* _Exercise directions_: From the entries that follow, extract each line holding the string "cord".

* _Supplied material_:

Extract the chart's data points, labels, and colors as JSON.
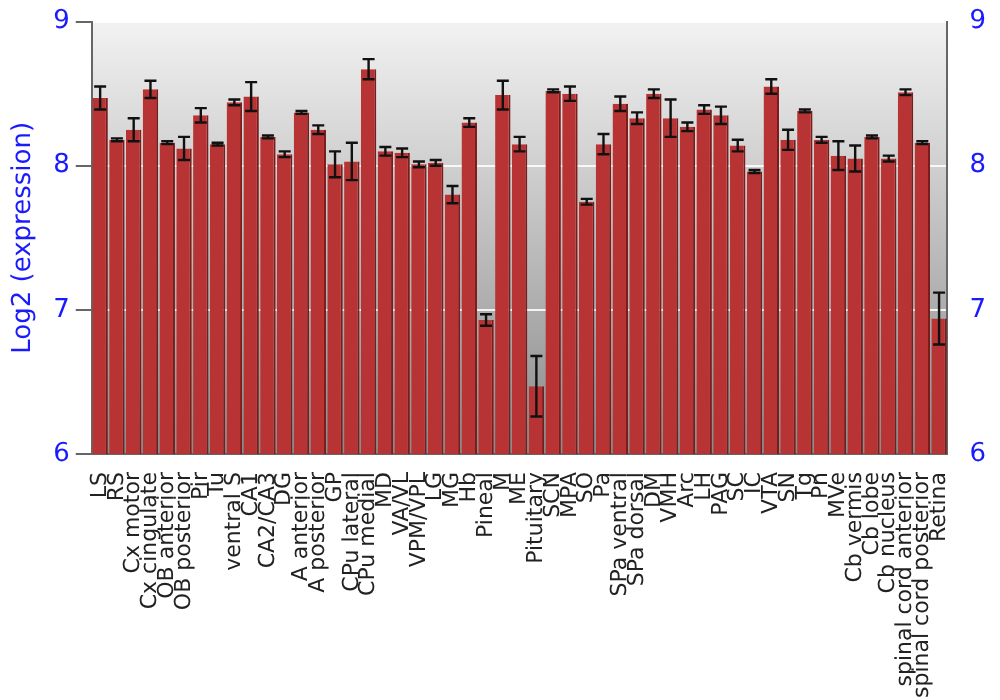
{
  "chart_data": {
    "type": "bar",
    "ylabel": "Log2 (expression)",
    "categories": [
      "LS",
      "RS",
      "Cx motor",
      "Cx cingulate",
      "OB anterior",
      "OB posterior",
      "Pir",
      "Tu",
      "ventral S",
      "CA1",
      "CA2/CA3",
      "DG",
      "A anterior",
      "A posterior",
      "GP",
      "CPu lateral",
      "CPu medial",
      "MD",
      "VA/VL",
      "VPM/VPL",
      "LG",
      "MG",
      "Hb",
      "Pineal",
      "M",
      "ME",
      "Pituitary",
      "SCN",
      "MPA",
      "SO",
      "Pa",
      "SPa ventral",
      "SPa dorsal",
      "DM",
      "VMH",
      "Arc",
      "LH",
      "PAG",
      "SC",
      "IC",
      "VTA",
      "SN",
      "Tg",
      "Pn",
      "MVe",
      "Cb vermis",
      "Cb lobe",
      "Cb nucleus",
      "spinal cord anterior",
      "spinal cord posterior",
      "Retina"
    ],
    "values": [
      8.47,
      8.18,
      8.25,
      8.53,
      8.16,
      8.12,
      8.35,
      8.15,
      8.44,
      8.48,
      8.2,
      8.08,
      8.37,
      8.25,
      8.01,
      8.03,
      8.67,
      8.1,
      8.09,
      8.01,
      8.02,
      7.8,
      8.3,
      6.93,
      8.49,
      8.15,
      6.47,
      8.52,
      8.5,
      7.75,
      8.15,
      8.43,
      8.33,
      8.5,
      8.33,
      8.27,
      8.39,
      8.35,
      8.14,
      7.96,
      8.55,
      8.18,
      8.38,
      8.18,
      8.07,
      8.05,
      8.2,
      8.05,
      8.51,
      8.16,
      6.94
    ],
    "errors": [
      0.08,
      0.01,
      0.08,
      0.06,
      0.01,
      0.08,
      0.05,
      0.01,
      0.02,
      0.1,
      0.01,
      0.02,
      0.01,
      0.03,
      0.09,
      0.13,
      0.07,
      0.03,
      0.03,
      0.02,
      0.02,
      0.06,
      0.03,
      0.04,
      0.1,
      0.05,
      0.21,
      0.01,
      0.05,
      0.02,
      0.07,
      0.05,
      0.04,
      0.03,
      0.13,
      0.03,
      0.03,
      0.06,
      0.04,
      0.01,
      0.05,
      0.07,
      0.01,
      0.02,
      0.1,
      0.09,
      0.01,
      0.02,
      0.02,
      0.01,
      0.18
    ],
    "color": "#b83434",
    "ylim": [
      6,
      9
    ],
    "yticks": [
      6,
      7,
      8,
      9
    ],
    "y2lim": [
      6,
      9
    ],
    "y2ticks": [
      6,
      7,
      8,
      9
    ],
    "grid": "y"
  }
}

* _The output_:
      "spinal cord anterior",
      "spinal cord posterior",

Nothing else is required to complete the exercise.